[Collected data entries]
^^^^^^^^^^^^^^^^

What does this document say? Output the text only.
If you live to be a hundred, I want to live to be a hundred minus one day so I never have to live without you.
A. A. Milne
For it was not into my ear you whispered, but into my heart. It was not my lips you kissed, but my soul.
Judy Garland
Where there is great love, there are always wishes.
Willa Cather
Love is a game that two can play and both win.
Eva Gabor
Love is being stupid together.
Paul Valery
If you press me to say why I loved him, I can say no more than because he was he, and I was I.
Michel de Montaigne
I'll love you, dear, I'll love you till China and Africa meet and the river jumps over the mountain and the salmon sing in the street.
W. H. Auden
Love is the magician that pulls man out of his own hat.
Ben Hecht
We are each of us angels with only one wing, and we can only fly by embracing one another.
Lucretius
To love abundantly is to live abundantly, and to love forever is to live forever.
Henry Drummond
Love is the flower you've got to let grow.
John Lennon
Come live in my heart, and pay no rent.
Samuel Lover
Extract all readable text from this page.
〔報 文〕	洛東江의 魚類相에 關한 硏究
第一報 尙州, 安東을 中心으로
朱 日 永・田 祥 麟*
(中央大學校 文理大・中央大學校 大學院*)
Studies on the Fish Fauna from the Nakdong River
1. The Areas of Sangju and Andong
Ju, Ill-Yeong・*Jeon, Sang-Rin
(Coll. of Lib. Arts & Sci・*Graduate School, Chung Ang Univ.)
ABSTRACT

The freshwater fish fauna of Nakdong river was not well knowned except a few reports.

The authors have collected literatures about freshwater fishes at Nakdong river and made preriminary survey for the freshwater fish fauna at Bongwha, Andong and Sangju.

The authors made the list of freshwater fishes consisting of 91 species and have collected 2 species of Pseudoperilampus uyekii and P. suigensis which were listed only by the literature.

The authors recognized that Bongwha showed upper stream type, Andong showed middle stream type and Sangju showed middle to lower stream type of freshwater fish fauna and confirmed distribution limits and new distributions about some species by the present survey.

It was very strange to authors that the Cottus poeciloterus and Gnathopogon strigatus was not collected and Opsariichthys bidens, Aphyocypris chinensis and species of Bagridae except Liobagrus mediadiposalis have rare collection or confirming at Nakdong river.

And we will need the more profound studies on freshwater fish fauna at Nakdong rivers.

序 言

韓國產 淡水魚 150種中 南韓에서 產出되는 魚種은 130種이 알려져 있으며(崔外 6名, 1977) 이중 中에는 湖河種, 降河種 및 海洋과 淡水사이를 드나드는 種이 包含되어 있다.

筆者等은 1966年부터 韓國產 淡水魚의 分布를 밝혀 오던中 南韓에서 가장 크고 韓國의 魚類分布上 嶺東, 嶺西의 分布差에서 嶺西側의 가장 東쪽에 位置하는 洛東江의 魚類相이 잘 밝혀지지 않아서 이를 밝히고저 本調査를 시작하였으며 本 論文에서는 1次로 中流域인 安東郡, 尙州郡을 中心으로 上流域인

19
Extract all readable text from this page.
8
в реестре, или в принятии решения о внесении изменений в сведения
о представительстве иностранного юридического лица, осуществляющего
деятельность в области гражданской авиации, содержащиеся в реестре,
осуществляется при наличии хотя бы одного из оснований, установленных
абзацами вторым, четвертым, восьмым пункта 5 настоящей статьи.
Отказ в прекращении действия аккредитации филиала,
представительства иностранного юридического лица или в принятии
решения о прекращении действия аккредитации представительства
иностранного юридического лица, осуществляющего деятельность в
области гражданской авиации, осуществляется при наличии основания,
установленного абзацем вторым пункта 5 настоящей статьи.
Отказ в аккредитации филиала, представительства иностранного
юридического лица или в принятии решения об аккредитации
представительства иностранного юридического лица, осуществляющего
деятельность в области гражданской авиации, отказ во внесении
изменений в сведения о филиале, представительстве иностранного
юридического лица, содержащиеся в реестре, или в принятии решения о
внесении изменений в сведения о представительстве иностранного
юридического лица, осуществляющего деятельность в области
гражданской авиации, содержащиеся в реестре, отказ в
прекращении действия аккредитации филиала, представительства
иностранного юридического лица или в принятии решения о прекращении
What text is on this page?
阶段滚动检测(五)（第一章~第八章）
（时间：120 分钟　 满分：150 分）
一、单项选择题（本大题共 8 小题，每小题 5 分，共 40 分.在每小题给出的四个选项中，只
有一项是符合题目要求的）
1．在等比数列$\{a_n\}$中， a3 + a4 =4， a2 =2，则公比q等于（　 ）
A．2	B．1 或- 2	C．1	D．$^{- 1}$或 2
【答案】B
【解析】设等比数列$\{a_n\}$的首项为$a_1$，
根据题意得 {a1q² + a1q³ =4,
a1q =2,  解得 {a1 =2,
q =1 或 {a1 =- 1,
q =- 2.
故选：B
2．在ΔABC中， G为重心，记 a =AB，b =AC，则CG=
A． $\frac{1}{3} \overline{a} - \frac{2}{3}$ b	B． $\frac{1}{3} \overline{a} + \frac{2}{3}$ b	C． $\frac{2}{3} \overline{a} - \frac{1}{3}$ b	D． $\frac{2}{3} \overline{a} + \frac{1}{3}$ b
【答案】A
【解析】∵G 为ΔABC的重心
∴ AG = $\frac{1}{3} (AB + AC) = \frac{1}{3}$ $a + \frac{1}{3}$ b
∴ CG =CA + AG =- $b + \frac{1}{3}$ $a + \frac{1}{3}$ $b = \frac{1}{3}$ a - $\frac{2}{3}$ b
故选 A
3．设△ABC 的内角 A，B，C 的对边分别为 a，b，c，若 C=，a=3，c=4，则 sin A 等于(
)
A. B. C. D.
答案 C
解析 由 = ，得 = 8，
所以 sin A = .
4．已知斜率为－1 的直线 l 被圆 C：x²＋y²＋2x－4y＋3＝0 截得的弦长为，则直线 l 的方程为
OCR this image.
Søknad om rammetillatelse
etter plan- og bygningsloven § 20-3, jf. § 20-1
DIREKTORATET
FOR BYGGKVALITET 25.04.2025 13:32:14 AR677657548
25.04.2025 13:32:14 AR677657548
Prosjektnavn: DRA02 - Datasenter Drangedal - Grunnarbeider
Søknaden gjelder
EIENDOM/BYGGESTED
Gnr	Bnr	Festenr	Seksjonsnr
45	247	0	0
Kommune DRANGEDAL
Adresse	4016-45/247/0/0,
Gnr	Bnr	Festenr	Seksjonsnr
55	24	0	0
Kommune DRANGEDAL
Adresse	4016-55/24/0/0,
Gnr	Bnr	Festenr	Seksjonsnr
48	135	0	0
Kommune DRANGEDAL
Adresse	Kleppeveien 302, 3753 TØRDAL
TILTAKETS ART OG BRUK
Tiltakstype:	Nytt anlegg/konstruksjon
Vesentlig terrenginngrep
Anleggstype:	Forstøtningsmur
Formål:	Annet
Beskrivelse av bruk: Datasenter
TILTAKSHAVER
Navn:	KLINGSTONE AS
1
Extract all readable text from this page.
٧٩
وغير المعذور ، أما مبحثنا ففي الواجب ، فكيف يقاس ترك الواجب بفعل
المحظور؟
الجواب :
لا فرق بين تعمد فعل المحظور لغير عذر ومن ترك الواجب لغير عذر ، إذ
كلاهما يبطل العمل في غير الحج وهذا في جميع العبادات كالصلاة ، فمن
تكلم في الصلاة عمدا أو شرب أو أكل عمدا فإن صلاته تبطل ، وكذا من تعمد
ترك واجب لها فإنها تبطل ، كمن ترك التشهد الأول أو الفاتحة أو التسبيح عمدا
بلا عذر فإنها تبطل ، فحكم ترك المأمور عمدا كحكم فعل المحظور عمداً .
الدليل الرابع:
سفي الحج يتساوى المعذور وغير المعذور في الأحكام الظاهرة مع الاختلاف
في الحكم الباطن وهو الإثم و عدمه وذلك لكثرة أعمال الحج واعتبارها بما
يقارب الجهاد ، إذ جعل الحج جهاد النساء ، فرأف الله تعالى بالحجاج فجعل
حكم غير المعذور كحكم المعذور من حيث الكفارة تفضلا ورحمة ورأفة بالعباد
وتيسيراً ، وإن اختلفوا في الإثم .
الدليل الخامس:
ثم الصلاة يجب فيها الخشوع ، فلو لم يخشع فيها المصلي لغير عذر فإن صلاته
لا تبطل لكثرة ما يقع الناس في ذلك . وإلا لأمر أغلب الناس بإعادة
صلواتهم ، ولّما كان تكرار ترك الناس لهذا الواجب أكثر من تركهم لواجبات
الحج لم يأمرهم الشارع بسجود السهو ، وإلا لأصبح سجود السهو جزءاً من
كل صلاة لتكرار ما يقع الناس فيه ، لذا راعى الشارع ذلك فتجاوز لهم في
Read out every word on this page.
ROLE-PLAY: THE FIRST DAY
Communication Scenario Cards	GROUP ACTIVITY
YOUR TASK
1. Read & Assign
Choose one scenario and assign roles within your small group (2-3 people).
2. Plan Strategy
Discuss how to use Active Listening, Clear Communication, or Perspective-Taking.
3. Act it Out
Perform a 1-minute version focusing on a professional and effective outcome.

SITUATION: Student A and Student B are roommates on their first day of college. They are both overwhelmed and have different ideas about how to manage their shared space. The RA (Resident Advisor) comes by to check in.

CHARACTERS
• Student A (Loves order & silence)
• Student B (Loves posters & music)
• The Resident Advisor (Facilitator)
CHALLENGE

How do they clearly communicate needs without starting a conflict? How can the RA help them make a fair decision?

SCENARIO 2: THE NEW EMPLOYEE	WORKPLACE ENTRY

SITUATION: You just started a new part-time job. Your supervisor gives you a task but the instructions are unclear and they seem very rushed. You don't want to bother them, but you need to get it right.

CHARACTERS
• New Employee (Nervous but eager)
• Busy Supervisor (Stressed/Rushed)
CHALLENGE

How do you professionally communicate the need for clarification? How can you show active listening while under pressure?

^^^^^^^^^^^^^^^^

Report only how many lines of the listing hold the word "الشارع".

2